(PASSAGE PROVIDED begins)

# Chart Audit Question



## tnapora (Jun 20, 2008)

Do you give credit for Lab and Xray that was reviewed at the time of the visit, but not documented?  Lab and X-ray reports in chart with signature and date on the actual reports themselves, but again, nothing in the progress note.
Thank you!


----------



## colleenwade (Jun 20, 2008)

In the 1997 guidelines, under Amount or Complexity of Data, one of the documentation guidelines states:
"DG: The review of lab, radiology and/or other diagnostic tests should be documented.  A simple notation such as 'WBC elevated' or 'chest x-ray unremarkable' is acceptable.  Alternatively, the review may be documented by initialing and dating the report containing the test results."


----------



## rthames052006 (Jun 21, 2008)

tnapora said:


> Do you give credit for Lab and Xray that was reviewed at the time of the visit, but not documented?  Lab and X-ray reports in chart with signature and date on the actual reports themselves, but again, nothing in the progress note.
> Thank you!



Not documented, not done....


----------



## member7 (Jun 21, 2008)

When a third party auditor reviews the chart what is normally looked for is reason for the procedure, a physician's order, a supporting diagnosis, the procedure report, and acknowledgement of that report either in the progress notes or on the report itself.


----------



## eRicK@ (Jun 21, 2008)

I would only code if it is documented and diagnose by the physician in the progress notes.


----------

(PASSAGE PROVIDED ends)
(DATA SECTION begins)

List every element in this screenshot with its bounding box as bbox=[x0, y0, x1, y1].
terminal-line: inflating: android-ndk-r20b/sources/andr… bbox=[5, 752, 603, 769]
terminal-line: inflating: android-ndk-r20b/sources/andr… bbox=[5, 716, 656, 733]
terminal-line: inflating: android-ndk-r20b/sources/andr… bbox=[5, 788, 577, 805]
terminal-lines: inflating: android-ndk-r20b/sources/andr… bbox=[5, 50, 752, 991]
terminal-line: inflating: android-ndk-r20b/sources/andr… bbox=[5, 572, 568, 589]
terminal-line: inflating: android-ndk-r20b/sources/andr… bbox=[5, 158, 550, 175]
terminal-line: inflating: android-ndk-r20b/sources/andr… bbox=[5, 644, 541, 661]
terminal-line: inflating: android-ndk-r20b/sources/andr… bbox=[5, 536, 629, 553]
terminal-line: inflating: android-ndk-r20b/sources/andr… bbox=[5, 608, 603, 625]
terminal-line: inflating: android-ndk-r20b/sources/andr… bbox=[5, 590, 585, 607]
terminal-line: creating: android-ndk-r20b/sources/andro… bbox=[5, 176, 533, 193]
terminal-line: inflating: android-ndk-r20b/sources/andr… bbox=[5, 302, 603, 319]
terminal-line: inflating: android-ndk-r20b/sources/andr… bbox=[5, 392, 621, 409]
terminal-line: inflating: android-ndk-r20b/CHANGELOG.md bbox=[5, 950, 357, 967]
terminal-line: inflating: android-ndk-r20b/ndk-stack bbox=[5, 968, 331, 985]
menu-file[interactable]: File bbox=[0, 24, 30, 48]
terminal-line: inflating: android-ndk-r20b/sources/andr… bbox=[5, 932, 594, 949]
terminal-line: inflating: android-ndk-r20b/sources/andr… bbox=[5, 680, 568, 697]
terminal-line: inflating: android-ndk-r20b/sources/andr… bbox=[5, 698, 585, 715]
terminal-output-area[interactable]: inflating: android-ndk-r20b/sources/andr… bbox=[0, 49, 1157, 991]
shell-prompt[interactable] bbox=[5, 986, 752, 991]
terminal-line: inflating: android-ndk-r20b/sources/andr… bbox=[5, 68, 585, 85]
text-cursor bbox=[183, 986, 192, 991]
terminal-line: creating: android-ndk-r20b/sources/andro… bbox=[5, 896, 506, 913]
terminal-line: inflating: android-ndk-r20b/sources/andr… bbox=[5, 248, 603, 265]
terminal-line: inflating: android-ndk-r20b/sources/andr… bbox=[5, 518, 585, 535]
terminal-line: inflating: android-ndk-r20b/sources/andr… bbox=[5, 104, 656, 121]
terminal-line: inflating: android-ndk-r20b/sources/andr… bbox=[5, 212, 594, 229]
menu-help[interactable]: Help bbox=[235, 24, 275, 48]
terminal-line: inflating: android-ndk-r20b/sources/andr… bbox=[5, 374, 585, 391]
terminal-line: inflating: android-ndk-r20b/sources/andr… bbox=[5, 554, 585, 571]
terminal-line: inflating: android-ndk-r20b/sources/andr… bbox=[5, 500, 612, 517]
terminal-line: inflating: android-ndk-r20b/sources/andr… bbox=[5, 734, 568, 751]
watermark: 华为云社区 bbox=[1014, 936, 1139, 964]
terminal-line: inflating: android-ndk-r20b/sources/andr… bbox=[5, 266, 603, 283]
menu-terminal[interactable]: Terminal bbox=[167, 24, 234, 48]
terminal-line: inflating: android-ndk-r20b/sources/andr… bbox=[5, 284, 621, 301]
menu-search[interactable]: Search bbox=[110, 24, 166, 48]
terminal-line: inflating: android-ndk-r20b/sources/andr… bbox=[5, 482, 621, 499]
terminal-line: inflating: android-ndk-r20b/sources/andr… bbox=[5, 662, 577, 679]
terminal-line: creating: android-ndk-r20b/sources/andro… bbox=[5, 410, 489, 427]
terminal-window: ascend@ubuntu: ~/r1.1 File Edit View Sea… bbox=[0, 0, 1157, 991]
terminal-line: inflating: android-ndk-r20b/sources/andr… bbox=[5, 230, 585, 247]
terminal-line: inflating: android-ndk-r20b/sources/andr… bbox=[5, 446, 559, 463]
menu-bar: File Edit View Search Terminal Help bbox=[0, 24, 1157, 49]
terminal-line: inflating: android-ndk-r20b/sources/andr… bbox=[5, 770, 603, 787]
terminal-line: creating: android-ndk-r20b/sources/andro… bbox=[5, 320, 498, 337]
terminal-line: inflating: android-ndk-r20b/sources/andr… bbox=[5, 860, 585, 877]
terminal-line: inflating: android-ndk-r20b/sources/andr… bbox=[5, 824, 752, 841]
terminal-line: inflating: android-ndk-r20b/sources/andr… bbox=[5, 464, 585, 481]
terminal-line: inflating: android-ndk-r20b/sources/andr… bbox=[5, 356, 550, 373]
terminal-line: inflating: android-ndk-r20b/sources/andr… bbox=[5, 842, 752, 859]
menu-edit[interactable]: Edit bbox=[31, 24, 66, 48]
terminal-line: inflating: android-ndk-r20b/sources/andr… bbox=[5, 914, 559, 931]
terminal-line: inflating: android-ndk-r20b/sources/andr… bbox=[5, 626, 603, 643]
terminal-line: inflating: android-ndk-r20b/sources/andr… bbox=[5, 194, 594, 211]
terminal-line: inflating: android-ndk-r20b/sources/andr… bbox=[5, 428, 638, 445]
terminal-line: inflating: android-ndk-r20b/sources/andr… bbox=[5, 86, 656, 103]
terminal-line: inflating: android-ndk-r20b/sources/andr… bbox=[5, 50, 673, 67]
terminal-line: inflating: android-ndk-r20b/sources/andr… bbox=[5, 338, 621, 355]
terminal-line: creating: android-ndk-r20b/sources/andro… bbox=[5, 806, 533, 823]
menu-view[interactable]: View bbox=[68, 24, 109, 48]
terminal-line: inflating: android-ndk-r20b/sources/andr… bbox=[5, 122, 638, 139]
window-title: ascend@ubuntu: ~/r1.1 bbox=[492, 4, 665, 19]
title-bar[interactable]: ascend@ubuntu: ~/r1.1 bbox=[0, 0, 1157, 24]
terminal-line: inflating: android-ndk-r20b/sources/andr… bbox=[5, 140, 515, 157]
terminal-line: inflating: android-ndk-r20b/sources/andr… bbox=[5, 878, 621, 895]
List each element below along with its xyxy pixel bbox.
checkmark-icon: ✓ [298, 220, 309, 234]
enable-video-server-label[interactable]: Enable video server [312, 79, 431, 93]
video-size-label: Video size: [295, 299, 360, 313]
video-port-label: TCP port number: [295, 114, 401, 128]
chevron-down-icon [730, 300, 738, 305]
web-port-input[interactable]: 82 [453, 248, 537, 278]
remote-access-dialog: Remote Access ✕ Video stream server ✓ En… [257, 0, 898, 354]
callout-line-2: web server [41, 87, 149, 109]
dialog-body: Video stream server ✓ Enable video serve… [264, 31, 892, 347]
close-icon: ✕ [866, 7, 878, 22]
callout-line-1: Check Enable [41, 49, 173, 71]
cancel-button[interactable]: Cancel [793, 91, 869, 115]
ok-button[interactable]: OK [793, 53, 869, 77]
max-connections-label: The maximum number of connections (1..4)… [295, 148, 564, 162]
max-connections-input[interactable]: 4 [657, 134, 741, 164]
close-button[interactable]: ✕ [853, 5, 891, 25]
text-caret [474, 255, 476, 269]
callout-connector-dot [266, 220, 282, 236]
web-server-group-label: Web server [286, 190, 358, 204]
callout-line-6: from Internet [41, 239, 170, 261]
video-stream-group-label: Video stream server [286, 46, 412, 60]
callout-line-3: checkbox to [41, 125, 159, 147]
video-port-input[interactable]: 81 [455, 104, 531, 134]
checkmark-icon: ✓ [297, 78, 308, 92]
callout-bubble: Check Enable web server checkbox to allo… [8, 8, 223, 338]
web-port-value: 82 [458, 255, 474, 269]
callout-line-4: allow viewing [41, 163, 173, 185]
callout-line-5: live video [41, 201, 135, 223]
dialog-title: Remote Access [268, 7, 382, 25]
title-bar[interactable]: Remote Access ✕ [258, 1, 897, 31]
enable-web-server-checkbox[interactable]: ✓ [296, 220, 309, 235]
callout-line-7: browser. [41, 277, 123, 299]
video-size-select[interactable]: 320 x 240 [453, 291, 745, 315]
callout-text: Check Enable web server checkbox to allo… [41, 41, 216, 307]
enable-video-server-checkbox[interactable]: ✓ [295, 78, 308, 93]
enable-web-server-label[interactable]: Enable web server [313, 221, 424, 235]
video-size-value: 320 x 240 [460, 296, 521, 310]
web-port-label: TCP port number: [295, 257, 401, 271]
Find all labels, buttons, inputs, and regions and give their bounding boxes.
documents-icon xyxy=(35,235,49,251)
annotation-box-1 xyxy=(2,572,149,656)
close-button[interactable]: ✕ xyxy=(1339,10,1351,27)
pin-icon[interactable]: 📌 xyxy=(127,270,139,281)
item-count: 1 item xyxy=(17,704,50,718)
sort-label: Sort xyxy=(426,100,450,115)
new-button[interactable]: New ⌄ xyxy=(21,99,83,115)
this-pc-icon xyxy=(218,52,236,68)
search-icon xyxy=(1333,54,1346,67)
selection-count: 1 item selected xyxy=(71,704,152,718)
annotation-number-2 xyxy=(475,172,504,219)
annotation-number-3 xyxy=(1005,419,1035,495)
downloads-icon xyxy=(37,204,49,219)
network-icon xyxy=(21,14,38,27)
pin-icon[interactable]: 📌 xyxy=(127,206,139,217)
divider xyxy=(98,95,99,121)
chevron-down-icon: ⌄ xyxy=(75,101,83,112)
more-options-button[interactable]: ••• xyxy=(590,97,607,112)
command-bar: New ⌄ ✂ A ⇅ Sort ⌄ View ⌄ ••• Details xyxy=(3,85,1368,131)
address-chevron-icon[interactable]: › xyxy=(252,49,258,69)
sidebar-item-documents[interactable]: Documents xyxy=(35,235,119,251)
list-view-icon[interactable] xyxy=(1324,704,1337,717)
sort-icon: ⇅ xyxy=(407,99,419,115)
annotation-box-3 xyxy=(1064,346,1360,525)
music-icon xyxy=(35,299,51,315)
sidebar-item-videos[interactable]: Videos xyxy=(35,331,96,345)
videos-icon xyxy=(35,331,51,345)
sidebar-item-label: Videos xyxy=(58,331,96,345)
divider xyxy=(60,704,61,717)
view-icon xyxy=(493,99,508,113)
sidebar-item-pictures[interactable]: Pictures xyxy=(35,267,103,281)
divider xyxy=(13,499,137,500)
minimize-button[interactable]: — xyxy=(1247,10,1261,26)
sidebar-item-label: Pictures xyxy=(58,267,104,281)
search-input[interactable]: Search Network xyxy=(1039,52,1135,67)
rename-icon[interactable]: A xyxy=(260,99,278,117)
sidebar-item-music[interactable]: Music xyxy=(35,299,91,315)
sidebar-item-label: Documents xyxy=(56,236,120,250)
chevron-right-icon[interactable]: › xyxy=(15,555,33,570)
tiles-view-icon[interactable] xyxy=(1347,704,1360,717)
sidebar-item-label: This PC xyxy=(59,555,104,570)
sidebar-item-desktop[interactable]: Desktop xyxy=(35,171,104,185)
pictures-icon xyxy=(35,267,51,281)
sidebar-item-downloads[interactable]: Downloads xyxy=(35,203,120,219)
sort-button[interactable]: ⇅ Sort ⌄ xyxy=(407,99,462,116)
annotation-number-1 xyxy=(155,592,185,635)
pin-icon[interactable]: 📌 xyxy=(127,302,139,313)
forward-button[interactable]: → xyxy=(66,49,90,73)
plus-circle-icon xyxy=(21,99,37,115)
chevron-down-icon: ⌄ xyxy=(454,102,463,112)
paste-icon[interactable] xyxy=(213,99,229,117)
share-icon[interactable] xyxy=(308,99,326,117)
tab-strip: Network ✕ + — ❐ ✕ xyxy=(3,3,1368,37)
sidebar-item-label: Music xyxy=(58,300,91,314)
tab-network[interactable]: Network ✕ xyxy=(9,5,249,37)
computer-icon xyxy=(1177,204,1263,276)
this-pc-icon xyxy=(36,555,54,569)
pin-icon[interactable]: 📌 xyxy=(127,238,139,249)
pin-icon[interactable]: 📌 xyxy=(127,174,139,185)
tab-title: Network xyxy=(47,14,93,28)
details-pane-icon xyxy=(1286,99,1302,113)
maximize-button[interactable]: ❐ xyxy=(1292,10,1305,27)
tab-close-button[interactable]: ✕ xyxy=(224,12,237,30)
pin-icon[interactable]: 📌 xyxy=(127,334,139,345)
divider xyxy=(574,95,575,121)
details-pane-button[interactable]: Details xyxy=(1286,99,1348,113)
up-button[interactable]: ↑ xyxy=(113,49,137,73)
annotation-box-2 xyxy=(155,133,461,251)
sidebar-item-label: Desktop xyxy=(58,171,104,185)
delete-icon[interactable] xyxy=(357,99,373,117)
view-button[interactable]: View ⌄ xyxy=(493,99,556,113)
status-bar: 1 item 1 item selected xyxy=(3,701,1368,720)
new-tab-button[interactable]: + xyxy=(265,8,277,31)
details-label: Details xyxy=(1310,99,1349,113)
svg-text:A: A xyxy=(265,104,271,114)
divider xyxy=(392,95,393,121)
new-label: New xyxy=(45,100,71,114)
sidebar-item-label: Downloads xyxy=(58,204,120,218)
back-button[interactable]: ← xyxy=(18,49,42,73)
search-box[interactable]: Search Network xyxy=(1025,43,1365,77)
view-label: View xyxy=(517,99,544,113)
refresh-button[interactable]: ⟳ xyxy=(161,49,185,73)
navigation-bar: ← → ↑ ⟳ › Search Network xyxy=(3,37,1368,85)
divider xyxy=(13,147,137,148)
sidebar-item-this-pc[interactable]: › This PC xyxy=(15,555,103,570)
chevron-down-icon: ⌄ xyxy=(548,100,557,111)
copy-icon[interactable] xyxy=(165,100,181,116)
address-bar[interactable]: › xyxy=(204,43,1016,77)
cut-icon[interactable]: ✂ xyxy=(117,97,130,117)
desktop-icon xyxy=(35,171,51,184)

(DATA SECTION ends)

In the chart audit thread above, what alternative to a notation in the record do the 1997 guidelines allow for documenting the review of test results?

Initialing and dating the report containing the test results.